## What the exercise asks
List all the lines in these records that hold "your".

## Extracted data
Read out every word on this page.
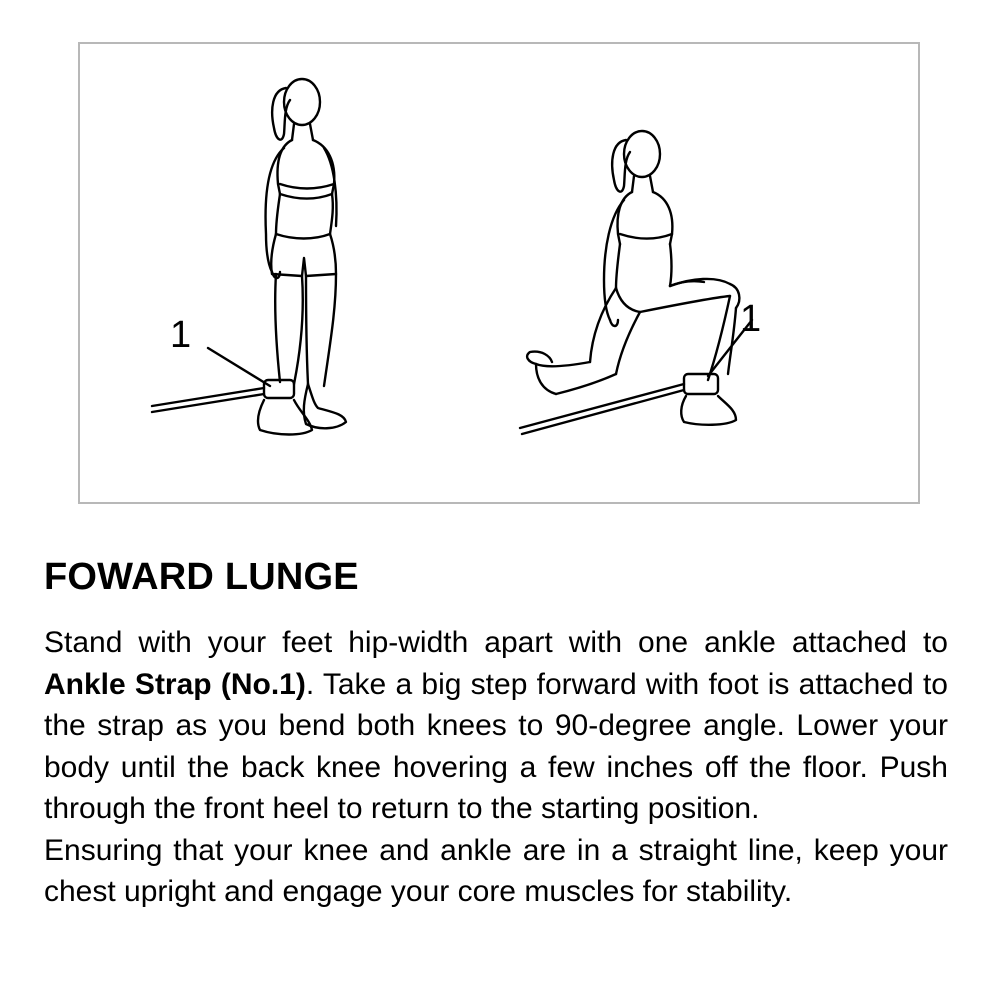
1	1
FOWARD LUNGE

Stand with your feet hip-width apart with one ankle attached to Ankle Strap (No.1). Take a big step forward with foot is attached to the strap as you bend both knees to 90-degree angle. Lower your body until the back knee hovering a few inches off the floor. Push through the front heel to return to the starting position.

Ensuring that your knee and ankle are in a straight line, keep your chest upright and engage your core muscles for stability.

==

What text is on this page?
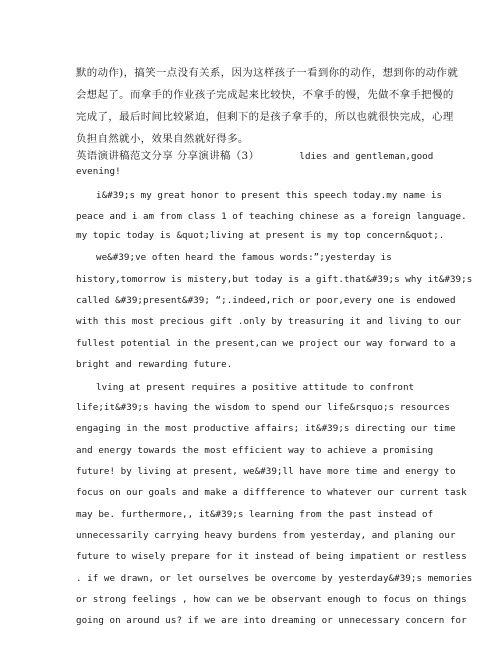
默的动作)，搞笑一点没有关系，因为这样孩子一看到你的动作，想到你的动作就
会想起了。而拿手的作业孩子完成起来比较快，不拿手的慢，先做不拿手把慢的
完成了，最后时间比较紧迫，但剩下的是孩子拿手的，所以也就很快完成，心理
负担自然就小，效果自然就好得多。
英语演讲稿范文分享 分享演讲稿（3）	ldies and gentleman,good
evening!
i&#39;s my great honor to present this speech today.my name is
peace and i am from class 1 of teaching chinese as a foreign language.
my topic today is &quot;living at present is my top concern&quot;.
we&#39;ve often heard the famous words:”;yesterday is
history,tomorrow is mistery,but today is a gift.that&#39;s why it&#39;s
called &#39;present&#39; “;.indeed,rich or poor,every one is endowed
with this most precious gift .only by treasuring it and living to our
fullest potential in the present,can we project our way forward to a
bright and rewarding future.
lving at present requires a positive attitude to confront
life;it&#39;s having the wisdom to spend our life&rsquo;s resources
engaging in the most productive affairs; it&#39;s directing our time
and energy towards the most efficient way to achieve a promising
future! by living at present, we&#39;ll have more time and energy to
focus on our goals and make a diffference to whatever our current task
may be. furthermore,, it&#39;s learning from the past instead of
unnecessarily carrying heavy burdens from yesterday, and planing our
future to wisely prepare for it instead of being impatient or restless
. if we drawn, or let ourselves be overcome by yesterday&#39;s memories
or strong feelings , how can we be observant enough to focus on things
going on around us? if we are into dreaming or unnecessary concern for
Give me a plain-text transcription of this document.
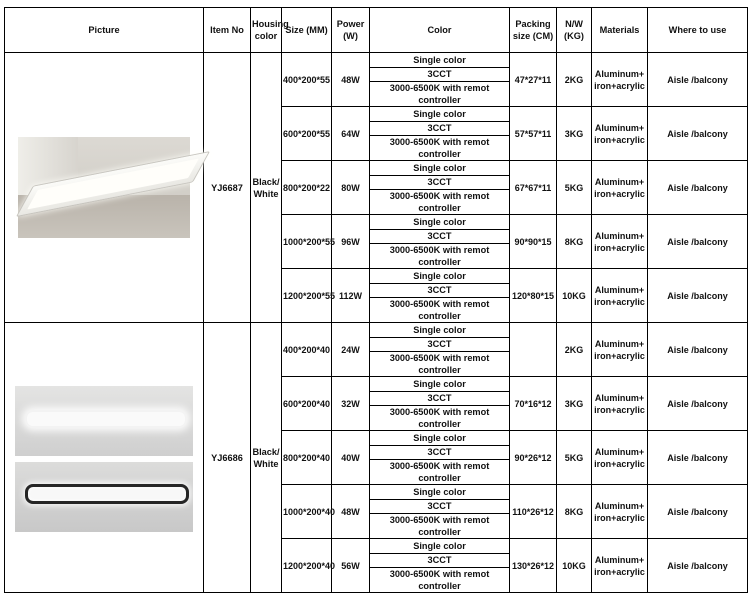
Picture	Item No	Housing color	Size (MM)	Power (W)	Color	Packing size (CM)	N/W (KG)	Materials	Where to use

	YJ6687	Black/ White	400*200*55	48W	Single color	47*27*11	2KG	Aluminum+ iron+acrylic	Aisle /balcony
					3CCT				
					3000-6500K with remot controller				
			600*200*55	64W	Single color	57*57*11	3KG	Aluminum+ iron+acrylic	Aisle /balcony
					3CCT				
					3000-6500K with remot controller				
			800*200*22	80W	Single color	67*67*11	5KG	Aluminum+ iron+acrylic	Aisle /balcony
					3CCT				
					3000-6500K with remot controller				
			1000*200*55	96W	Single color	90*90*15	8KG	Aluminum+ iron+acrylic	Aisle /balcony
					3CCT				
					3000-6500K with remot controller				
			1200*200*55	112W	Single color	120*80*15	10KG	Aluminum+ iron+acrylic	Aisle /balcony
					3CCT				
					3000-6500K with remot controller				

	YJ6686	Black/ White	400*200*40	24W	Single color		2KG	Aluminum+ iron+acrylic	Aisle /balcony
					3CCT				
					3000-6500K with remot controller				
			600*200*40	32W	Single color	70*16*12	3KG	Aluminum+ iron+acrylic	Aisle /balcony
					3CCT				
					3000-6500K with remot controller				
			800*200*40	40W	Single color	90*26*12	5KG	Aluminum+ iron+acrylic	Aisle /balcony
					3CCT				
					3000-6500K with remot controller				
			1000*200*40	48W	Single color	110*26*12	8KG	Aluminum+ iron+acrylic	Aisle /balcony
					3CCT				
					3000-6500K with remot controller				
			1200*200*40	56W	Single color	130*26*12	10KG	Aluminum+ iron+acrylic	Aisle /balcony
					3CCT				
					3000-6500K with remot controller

==

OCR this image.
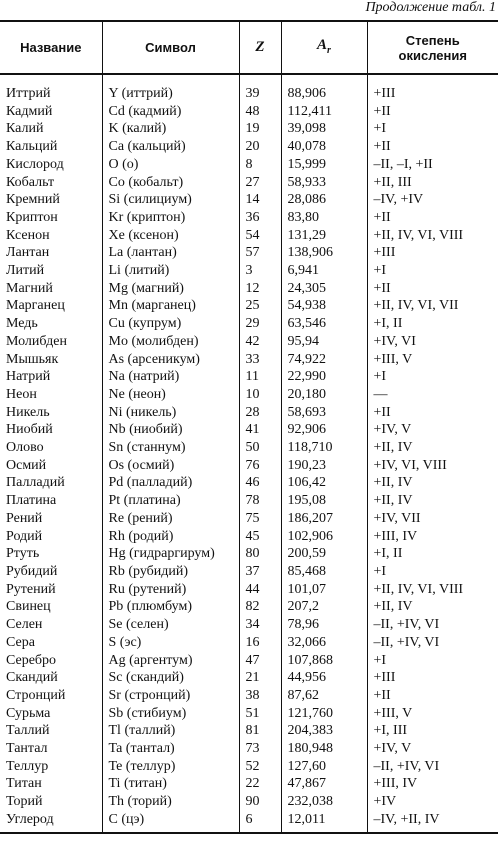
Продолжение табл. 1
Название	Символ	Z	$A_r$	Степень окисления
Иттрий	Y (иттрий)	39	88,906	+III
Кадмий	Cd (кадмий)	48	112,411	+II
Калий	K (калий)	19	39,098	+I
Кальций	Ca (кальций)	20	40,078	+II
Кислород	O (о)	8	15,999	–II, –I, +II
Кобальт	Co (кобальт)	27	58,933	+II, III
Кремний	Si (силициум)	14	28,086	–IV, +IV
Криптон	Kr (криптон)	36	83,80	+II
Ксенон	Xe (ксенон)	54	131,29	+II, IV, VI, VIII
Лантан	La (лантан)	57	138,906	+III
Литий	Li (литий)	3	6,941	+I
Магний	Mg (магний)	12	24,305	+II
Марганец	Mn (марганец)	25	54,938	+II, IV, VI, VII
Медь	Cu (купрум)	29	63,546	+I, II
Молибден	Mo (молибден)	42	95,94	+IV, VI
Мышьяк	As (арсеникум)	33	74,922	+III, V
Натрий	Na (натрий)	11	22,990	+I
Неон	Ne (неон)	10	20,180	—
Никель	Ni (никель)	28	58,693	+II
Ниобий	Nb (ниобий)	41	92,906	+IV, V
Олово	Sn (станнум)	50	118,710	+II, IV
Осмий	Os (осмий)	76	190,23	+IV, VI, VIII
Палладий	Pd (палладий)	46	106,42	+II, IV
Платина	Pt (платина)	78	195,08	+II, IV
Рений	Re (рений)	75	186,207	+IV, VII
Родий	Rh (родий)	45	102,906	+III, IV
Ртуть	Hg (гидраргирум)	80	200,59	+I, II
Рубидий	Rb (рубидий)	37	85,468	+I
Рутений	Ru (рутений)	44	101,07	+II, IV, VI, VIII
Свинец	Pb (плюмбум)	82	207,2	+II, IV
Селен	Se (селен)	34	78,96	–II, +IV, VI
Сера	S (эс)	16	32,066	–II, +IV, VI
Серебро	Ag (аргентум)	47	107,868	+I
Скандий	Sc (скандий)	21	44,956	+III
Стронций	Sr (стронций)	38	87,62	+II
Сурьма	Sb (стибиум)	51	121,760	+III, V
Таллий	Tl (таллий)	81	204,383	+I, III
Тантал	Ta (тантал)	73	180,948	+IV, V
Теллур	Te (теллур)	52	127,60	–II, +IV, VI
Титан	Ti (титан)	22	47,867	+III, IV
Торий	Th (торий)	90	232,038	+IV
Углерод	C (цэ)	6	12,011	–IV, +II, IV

## Response to the task
Stand with your feet hip-width apart with one ankle attached to Ankle Strap (No.1). Take a big step forward with foot is attached to the strap as you bend both knees to 90-degree angle. Lower your body until the back knee hovering a few inches off the floor. Push through the front heel to return to the starting position.
Ensuring that your knee and ankle are in a straight line, keep your chest upright and engage your core muscles for stability.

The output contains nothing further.